Records shown start

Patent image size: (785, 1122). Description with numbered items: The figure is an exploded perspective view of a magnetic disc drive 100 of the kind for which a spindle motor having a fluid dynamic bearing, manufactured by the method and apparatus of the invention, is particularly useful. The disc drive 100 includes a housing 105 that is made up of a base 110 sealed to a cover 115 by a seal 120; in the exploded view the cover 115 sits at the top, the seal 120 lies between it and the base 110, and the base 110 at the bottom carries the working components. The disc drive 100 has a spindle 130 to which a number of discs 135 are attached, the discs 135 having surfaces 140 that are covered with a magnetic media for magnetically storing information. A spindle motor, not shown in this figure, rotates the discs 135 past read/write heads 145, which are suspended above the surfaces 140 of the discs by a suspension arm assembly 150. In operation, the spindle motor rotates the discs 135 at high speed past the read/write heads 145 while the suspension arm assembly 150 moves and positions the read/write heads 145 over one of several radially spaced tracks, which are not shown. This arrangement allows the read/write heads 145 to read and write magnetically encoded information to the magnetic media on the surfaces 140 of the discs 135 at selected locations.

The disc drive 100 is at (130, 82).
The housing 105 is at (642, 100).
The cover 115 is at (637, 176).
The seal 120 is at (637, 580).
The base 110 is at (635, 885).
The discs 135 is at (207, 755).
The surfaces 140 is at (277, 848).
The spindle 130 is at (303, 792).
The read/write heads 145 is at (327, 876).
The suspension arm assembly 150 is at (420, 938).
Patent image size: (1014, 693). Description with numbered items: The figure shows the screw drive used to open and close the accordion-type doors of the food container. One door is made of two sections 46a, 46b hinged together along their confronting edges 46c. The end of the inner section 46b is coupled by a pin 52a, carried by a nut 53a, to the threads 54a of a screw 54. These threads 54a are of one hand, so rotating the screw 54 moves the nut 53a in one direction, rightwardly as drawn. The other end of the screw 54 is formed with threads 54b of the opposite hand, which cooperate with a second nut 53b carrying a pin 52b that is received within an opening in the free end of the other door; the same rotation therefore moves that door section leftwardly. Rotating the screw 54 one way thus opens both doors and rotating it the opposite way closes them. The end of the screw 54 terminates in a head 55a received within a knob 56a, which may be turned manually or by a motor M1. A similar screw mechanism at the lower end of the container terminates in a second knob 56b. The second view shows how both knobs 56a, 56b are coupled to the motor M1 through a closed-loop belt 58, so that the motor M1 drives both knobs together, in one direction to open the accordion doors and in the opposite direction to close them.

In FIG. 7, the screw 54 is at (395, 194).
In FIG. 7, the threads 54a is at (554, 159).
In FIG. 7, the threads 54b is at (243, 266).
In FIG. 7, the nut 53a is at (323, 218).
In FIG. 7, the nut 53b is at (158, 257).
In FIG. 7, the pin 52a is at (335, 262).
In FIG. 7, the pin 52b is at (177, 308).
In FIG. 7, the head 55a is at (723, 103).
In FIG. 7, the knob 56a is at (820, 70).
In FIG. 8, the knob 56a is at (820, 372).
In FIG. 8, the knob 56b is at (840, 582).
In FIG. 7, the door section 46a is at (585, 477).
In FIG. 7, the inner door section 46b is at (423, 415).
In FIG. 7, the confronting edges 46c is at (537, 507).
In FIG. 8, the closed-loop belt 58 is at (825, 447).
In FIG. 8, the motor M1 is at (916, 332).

Records shown end

* To do *
Change every "Patent image size" in the records above to "Drawing size" and give all the records again with nothing else altered.

* Solution below *
Drawing size: (785, 1122). Description with numbered items: The figure is an exploded perspective view of a magnetic disc drive 100 of the kind for which a spindle motor having a fluid dynamic bearing, manufactured by the method and apparatus of the invention, is particularly useful. The disc drive 100 includes a housing 105 that is made up of a base 110 sealed to a cover 115 by a seal 120; in the exploded view the cover 115 sits at the top, the seal 120 lies between it and the base 110, and the base 110 at the bottom carries the working components. The disc drive 100 has a spindle 130 to which a number of discs 135 are attached, the discs 135 having surfaces 140 that are covered with a magnetic media for magnetically storing information. A spindle motor, not shown in this figure, rotates the discs 135 past read/write heads 145, which are suspended above the surfaces 140 of the discs by a suspension arm assembly 150. In operation, the spindle motor rotates the discs 135 at high speed past the read/write heads 145 while the suspension arm assembly 150 moves and positions the read/write heads 145 over one of several radially spaced tracks, which are not shown. This arrangement allows the read/write heads 145 to read and write magnetically encoded information to the magnetic media on the surfaces 140 of the discs 135 at selected locations.

The disc drive 100 is at (130, 82).
The housing 105 is at (642, 100).
The cover 115 is at (637, 176).
The seal 120 is at (637, 580).
The base 110 is at (635, 885).
The discs 135 is at (207, 755).
The surfaces 140 is at (277, 848).
The spindle 130 is at (303, 792).
The read/write heads 145 is at (327, 876).
The suspension arm assembly 150 is at (420, 938).
Drawing size: (1014, 693). Description with numbered items: The figure shows the screw drive used to open and close the accordion-type doors of the food container. One door is made of two sections 46a, 46b hinged together along their confronting edges 46c. The end of the inner section 46b is coupled by a pin 52a, carried by a nut 53a, to the threads 54a of a screw 54. These threads 54a are of one hand, so rotating the screw 54 moves the nut 53a in one direction, rightwardly as drawn. The other end of the screw 54 is formed with threads 54b of the opposite hand, which cooperate with a second nut 53b carrying a pin 52b that is received within an opening in the free end of the other door; the same rotation therefore moves that door section leftwardly. Rotating the screw 54 one way thus opens both doors and rotating it the opposite way closes them. The end of the screw 54 terminates in a head 55a received within a knob 56a, which may be turned manually or by a motor M1. A similar screw mechanism at the lower end of the container terminates in a second knob 56b. The second view shows how both knobs 56a, 56b are coupled to the motor M1 through a closed-loop belt 58, so that the motor M1 drives both knobs together, in one direction to open the accordion doors and in the opposite direction to close them.

In FIG. 7, the screw 54 is at (395, 194).
In FIG. 7, the threads 54a is at (554, 159).
In FIG. 7, the threads 54b is at (243, 266).
In FIG. 7, the nut 53a is at (323, 218).
In FIG. 7, the nut 53b is at (158, 257).
In FIG. 7, the pin 52a is at (335, 262).
In FIG. 7, the pin 52b is at (177, 308).
In FIG. 7, the head 55a is at (723, 103).
In FIG. 7, the knob 56a is at (820, 70).
In FIG. 8, the knob 56a is at (820, 372).
In FIG. 8, the knob 56b is at (840, 582).
In FIG. 7, the door section 46a is at (585, 477).
In FIG. 7, the inner door section 46b is at (423, 415).
In FIG. 7, the confronting edges 46c is at (537, 507).
In FIG. 8, the closed-loop belt 58 is at (825, 447).
In FIG. 8, the motor M1 is at (916, 332).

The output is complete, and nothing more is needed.